-- START OF DATA PROVIDED --

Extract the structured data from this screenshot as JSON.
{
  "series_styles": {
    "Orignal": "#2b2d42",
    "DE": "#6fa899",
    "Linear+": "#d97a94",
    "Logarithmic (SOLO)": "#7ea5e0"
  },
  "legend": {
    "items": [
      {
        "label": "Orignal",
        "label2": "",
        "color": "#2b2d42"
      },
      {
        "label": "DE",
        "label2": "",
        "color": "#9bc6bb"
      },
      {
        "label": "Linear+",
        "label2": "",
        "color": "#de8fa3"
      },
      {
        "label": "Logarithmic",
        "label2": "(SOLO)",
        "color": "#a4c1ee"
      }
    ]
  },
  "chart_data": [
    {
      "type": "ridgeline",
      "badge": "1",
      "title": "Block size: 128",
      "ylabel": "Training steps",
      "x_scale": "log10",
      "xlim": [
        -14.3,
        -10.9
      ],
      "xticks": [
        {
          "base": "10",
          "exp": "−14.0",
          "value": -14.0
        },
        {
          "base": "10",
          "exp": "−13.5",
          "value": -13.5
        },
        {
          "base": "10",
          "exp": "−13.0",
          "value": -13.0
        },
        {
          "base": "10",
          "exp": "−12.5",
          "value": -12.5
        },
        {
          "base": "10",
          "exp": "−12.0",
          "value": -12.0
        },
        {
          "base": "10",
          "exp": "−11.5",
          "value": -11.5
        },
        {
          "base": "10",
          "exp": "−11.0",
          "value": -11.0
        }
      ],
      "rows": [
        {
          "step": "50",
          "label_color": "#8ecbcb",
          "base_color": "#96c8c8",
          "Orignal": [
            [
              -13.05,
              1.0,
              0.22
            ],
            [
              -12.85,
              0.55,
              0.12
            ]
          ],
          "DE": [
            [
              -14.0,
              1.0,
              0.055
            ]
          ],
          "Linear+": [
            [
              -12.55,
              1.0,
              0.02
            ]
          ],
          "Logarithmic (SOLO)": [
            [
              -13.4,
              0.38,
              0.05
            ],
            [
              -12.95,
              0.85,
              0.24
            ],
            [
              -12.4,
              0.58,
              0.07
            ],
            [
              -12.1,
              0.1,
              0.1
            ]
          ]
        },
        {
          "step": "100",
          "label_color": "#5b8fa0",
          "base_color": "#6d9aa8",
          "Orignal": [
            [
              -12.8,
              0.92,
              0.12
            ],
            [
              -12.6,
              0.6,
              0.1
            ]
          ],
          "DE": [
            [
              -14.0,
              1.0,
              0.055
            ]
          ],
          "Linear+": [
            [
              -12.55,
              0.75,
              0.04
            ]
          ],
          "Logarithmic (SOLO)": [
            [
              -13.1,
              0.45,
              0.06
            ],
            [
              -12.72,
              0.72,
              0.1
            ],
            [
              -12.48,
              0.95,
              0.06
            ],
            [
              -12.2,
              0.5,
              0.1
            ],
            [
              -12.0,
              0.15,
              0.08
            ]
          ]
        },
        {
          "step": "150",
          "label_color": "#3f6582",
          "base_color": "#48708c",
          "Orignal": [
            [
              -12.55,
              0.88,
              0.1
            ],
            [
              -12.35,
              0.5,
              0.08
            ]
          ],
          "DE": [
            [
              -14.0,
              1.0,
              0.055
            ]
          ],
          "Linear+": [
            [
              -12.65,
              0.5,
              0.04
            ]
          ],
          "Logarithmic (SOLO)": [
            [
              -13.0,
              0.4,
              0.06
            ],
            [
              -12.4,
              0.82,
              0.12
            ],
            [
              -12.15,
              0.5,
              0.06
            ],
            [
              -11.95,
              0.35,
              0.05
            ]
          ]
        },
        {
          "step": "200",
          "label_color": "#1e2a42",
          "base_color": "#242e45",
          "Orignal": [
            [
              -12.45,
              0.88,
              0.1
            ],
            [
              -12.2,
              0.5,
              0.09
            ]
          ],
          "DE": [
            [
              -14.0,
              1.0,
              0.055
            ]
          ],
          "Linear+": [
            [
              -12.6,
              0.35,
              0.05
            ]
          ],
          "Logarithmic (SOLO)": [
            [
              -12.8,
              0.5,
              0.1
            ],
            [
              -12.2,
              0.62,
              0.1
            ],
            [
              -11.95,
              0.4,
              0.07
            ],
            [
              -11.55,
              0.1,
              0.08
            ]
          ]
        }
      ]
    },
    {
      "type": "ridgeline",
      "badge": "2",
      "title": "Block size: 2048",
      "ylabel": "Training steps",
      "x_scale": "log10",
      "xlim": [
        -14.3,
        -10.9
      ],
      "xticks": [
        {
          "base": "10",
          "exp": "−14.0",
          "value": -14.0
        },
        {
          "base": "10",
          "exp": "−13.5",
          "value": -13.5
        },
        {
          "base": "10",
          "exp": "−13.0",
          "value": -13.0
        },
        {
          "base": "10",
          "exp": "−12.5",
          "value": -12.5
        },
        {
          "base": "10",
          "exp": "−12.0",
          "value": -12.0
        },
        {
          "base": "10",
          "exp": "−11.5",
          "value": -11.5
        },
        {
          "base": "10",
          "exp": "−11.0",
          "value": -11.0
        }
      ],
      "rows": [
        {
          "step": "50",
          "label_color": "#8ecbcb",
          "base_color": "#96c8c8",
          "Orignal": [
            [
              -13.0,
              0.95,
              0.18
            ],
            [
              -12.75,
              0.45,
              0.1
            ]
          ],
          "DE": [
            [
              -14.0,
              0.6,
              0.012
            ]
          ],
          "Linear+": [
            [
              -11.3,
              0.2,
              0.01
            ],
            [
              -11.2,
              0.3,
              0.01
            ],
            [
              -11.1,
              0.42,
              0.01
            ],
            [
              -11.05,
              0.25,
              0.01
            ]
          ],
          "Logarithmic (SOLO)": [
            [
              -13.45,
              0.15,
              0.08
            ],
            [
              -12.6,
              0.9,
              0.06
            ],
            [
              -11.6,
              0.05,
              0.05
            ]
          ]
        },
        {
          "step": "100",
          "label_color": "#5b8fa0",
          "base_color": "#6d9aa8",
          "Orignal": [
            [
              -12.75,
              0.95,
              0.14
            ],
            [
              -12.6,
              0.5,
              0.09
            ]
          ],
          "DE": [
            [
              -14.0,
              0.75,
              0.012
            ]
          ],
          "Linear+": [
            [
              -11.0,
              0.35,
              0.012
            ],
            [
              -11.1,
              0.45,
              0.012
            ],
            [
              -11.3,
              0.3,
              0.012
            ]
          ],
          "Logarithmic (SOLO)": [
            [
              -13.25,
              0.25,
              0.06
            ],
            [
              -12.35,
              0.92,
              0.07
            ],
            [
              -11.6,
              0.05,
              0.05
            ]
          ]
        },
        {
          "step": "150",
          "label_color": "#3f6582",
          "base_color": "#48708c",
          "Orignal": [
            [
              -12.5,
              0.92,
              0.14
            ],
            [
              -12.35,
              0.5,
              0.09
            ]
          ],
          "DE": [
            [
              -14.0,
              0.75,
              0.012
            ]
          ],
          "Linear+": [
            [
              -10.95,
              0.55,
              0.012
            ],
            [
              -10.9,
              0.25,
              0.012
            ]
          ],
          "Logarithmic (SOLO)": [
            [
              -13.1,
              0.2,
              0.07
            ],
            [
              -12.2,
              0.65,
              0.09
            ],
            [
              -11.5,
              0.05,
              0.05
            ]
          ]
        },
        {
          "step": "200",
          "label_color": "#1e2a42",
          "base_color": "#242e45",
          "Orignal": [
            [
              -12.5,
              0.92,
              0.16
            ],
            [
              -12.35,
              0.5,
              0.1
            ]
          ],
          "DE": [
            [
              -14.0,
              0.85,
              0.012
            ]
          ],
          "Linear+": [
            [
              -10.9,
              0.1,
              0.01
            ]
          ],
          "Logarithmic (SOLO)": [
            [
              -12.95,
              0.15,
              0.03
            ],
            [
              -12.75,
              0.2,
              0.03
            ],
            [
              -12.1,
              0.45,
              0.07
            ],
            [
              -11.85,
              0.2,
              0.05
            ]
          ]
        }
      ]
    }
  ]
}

-- END OF DATA PROVIDED --

### WHAT THE TASK ASKS
Copy each line of the data that contains the word "title".

### EXERCISE RESPONSE
      "title": "Block size: 128",
      "title": "Block size: 2048",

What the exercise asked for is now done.